Task details: Give only the number of lines that contain the word "fill".

━━━━━ Records shown ━━━━━

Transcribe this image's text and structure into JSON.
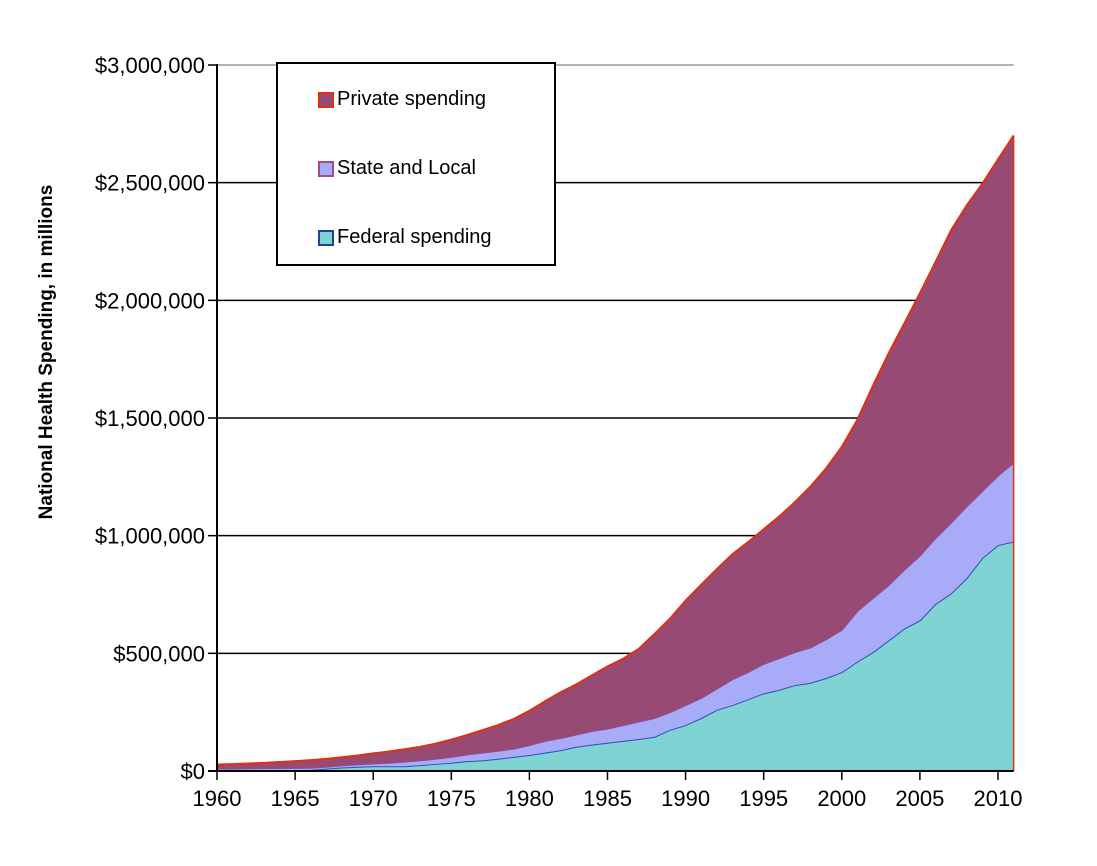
{
  "chart_data": {
    "type": "area",
    "stacked": true,
    "title": "",
    "xlabel": "",
    "ylabel": "National Health Spending, in millions",
    "xlim": [
      1960,
      2011
    ],
    "ylim": [
      0,
      3000000
    ],
    "x_ticks": [
      "1960",
      "1965",
      "1970",
      "1975",
      "1980",
      "1985",
      "1990",
      "1995",
      "2000",
      "2005",
      "2010"
    ],
    "y_ticks": [
      "$0",
      "$500,000",
      "$1,000,000",
      "$1,500,000",
      "$2,000,000",
      "$2,500,000",
      "$3,000,000"
    ],
    "grid": "horizontal",
    "legend_placement": "top-left",
    "x": [
      1960,
      1961,
      1962,
      1963,
      1964,
      1965,
      1966,
      1967,
      1968,
      1969,
      1970,
      1971,
      1972,
      1973,
      1974,
      1975,
      1976,
      1977,
      1978,
      1979,
      1980,
      1981,
      1982,
      1983,
      1984,
      1985,
      1986,
      1987,
      1988,
      1989,
      1990,
      1991,
      1992,
      1993,
      1994,
      1995,
      1996,
      1997,
      1998,
      1999,
      2000,
      2001,
      2002,
      2003,
      2004,
      2005,
      2006,
      2007,
      2008,
      2009,
      2010,
      2011
    ],
    "series": [
      {
        "name": "Federal spending",
        "color": "#7fd3d3",
        "line": "#3050b0",
        "values": [
          3000,
          3000,
          3000,
          3000,
          3000,
          3000,
          5000,
          10000,
          15000,
          18000,
          20000,
          20000,
          20000,
          25000,
          30000,
          35000,
          42000,
          45000,
          52000,
          60000,
          68000,
          78000,
          88000,
          103000,
          112000,
          120000,
          128000,
          136000,
          145000,
          175000,
          195000,
          225000,
          260000,
          280000,
          305000,
          330000,
          345000,
          365000,
          375000,
          395000,
          420000,
          465000,
          505000,
          555000,
          605000,
          640000,
          710000,
          755000,
          820000,
          905000,
          960000,
          975000
        ]
      },
      {
        "name": "State and Local",
        "color": "#a8acf8",
        "line": "#8c4f9a",
        "values": [
          7000,
          7000,
          8000,
          9000,
          9000,
          10000,
          9000,
          8000,
          9000,
          10000,
          12000,
          15000,
          20000,
          20000,
          22000,
          25000,
          28000,
          33000,
          34000,
          35000,
          42000,
          50000,
          52000,
          52000,
          58000,
          60000,
          67000,
          74000,
          80000,
          75000,
          85000,
          85000,
          90000,
          110000,
          115000,
          125000,
          135000,
          140000,
          150000,
          165000,
          180000,
          215000,
          230000,
          235000,
          250000,
          275000,
          280000,
          300000,
          305000,
          285000,
          295000,
          335000
        ]
      },
      {
        "name": "Private spending",
        "color": "#964a74",
        "line": "#e03010",
        "values": [
          17400,
          19100,
          20800,
          22600,
          26400,
          28900,
          32100,
          33600,
          34500,
          38000,
          42900,
          47700,
          52700,
          57800,
          64500,
          73300,
          82700,
          95900,
          109300,
          126500,
          145800,
          168700,
          194700,
          213000,
          236500,
          264600,
          281900,
          309100,
          356900,
          397500,
          444300,
          481500,
          507900,
          531500,
          552700,
          572500,
          601800,
          637600,
          683900,
          726500,
          777200,
          813300,
          903000,
          985400,
          1046600,
          1115500,
          1173300,
          1243300,
          1278900,
          1305900,
          1344000,
          1390700
        ]
      }
    ]
  },
  "legend": {
    "items": [
      {
        "label": "Private spending",
        "fill": "#964a74",
        "border": "#e03010"
      },
      {
        "label": "State and Local",
        "fill": "#a8acf8",
        "border": "#a05080"
      },
      {
        "label": "Federal spending",
        "fill": "#7fd3d3",
        "border": "#2040a0"
      }
    ]
  }
}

━━━━━

Answer to this task: 3